> _Records shown_:
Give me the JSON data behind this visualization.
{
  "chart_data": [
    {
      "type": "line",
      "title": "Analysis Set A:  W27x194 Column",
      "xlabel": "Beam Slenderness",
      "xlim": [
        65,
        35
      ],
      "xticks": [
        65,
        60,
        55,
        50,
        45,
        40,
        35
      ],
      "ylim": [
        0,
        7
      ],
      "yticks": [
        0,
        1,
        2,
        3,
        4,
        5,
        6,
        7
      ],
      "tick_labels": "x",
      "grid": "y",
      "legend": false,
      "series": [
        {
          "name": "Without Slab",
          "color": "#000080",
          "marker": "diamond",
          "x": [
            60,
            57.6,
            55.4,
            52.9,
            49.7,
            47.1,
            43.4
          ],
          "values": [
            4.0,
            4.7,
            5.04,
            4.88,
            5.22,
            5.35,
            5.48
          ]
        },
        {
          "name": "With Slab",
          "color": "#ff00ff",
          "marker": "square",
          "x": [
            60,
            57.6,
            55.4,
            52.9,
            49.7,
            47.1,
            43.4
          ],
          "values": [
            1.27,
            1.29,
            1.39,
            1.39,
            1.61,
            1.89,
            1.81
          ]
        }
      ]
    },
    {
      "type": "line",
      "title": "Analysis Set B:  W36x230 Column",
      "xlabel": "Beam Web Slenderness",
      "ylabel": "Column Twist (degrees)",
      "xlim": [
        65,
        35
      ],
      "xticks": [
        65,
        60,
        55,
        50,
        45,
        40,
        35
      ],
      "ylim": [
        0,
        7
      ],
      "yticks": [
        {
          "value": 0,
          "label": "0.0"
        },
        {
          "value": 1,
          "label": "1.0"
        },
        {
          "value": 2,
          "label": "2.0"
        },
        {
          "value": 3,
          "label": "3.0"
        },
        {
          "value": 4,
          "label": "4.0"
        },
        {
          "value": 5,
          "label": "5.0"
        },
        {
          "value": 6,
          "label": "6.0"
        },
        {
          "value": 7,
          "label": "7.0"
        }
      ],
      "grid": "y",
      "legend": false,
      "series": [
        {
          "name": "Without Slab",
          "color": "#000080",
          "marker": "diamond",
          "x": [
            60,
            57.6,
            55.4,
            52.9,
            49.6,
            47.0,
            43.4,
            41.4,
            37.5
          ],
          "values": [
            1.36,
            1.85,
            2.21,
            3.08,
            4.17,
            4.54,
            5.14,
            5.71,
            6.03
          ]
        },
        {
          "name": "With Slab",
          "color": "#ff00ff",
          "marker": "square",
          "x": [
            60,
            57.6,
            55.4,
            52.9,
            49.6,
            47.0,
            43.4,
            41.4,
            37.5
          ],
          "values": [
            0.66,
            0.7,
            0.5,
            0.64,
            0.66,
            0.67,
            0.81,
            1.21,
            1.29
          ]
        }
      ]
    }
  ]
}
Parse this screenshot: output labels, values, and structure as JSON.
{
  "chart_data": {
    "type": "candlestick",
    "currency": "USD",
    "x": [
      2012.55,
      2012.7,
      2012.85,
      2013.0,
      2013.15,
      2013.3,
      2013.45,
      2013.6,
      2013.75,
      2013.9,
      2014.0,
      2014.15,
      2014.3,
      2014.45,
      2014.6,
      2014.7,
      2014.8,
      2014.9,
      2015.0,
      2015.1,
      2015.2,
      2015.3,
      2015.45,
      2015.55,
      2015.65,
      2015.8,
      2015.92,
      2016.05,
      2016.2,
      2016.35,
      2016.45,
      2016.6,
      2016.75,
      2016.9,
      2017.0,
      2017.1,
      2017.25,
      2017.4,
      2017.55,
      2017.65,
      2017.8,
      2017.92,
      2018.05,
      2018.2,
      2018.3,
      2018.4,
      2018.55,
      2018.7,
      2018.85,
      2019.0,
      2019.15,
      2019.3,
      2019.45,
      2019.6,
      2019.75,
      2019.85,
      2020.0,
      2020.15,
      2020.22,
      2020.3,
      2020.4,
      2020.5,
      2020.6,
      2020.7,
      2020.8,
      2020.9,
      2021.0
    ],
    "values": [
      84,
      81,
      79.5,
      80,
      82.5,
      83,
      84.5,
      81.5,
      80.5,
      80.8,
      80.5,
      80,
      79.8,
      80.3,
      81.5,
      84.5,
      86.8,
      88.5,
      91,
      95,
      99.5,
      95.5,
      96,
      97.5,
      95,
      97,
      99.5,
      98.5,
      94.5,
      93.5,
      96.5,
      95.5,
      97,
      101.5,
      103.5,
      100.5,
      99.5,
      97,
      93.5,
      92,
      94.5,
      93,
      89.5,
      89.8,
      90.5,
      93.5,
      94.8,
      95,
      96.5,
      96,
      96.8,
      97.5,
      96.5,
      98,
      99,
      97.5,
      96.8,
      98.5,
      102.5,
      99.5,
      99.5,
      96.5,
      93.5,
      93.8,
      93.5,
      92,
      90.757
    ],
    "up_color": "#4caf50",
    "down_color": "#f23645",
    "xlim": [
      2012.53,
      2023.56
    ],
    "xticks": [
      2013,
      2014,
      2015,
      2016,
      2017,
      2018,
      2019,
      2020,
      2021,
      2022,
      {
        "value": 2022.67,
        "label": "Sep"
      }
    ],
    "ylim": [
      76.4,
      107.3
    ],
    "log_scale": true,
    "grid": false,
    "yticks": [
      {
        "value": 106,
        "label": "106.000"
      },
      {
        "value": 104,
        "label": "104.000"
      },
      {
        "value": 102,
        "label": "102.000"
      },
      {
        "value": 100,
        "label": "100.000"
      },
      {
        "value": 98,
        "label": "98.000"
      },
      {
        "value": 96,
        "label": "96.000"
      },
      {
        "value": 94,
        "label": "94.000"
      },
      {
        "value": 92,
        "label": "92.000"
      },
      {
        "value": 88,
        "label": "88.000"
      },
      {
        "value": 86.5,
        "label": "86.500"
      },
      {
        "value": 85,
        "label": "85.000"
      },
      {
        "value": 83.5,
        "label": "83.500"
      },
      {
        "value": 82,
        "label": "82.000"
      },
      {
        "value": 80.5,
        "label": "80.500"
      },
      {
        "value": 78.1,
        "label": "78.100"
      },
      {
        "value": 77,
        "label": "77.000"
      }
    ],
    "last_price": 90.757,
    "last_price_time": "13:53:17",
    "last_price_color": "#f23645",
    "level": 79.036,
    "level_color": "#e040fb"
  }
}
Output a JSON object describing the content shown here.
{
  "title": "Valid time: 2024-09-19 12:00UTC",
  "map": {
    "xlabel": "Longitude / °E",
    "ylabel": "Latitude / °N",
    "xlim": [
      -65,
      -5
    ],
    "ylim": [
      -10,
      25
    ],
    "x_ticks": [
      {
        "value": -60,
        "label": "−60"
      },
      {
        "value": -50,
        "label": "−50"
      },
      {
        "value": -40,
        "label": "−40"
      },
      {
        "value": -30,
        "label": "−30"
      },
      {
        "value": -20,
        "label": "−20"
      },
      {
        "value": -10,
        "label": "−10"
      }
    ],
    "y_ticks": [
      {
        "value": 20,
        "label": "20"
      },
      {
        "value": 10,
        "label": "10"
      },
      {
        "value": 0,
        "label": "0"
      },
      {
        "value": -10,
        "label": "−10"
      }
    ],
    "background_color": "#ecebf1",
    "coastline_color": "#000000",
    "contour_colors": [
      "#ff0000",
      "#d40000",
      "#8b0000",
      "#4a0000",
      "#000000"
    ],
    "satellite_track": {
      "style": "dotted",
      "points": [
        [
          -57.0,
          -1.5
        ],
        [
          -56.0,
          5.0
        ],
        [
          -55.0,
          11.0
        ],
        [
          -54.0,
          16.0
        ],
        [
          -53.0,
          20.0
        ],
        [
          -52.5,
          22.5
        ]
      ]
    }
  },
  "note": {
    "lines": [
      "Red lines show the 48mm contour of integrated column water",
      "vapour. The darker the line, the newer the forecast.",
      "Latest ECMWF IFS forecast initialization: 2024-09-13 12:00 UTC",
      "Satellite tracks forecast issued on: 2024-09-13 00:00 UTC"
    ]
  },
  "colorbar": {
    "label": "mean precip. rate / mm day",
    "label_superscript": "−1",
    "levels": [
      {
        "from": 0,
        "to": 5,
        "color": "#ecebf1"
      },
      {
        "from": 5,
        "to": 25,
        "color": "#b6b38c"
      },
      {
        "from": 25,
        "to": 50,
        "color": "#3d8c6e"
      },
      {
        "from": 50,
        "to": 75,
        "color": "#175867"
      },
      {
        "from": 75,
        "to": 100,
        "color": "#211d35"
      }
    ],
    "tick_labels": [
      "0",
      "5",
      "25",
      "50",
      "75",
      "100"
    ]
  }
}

> _Short problem_:
Looking at the records above, tally the lines holding "Beam" and reply with that number only.

> _Solution_:
2